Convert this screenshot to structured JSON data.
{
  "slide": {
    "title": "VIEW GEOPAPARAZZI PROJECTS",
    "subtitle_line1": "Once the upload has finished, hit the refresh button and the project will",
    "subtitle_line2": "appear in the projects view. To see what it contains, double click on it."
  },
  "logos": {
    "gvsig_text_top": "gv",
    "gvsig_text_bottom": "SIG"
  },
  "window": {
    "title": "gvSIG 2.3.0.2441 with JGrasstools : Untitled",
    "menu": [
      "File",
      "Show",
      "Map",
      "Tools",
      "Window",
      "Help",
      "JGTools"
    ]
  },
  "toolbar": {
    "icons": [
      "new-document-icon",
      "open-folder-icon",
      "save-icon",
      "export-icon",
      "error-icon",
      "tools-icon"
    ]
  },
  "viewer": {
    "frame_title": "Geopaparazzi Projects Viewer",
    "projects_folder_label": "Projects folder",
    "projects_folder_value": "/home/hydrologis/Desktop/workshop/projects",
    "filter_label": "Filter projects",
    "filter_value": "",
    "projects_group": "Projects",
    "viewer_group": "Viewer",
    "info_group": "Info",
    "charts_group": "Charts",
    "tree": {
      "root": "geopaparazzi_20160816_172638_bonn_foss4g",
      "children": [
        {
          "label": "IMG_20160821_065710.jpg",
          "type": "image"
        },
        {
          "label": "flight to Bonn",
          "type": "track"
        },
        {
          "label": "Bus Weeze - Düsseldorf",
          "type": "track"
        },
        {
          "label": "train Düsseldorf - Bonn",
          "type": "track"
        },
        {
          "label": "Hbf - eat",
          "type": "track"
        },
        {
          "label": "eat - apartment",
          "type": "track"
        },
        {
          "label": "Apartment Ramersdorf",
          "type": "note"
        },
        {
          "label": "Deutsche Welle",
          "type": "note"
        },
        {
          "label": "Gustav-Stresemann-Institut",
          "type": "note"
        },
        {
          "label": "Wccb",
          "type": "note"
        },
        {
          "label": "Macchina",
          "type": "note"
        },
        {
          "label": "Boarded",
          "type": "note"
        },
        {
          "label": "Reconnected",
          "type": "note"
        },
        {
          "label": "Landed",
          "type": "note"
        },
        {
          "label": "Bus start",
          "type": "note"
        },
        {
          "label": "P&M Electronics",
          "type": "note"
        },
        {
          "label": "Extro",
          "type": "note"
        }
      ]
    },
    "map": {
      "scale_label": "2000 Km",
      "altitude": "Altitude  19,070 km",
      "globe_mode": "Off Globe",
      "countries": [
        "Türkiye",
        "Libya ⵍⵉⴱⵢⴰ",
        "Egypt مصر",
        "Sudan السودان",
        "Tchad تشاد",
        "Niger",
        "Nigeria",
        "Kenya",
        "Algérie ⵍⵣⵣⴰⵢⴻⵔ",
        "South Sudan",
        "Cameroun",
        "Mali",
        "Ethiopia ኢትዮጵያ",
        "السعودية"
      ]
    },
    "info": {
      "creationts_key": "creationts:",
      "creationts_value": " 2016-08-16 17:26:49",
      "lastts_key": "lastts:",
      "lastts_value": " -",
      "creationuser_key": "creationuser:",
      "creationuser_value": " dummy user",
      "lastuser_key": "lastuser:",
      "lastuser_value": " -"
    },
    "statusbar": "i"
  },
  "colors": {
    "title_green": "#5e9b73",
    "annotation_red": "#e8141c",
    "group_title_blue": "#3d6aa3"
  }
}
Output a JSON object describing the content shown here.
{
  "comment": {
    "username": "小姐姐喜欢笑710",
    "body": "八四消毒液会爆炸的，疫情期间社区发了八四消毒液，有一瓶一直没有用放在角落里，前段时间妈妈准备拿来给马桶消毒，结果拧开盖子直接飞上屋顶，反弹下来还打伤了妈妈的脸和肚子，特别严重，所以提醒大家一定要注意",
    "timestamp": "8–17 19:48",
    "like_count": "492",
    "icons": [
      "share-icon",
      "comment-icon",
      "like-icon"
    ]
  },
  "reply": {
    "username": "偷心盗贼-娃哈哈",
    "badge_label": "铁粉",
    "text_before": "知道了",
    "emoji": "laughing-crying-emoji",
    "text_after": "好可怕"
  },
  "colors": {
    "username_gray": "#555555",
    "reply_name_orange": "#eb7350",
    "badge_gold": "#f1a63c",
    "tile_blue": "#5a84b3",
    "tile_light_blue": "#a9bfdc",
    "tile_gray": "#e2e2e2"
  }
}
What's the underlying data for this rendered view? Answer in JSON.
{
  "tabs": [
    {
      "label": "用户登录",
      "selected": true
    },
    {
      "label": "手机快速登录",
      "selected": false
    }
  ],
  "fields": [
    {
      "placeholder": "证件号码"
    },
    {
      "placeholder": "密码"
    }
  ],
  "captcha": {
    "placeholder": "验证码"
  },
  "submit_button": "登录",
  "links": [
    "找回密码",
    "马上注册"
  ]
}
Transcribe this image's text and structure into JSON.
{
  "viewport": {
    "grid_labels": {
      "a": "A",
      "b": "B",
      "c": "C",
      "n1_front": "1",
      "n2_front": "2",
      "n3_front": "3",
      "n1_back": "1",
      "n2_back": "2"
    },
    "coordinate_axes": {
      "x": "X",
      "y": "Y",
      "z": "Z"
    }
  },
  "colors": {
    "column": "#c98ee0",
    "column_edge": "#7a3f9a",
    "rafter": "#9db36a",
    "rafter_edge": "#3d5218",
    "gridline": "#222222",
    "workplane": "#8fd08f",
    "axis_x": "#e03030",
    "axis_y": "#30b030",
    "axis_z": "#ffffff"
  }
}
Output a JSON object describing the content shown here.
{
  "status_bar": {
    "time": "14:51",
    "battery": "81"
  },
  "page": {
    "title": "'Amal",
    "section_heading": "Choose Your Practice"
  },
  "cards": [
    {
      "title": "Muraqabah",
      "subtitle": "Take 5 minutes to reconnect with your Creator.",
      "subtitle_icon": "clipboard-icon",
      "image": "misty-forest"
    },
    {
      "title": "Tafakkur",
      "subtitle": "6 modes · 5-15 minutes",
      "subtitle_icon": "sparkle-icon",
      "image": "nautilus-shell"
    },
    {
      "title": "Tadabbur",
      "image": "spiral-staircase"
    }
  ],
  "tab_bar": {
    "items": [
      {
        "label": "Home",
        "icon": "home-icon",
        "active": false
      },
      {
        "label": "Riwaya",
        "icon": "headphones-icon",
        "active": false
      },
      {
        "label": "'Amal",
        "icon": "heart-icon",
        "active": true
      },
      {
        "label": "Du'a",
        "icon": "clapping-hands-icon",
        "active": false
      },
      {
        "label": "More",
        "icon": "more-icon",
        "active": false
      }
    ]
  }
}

Description of the task:
Of the lines in the data, how many contain the word "with"? Provide the number and nothing further.

Result:
2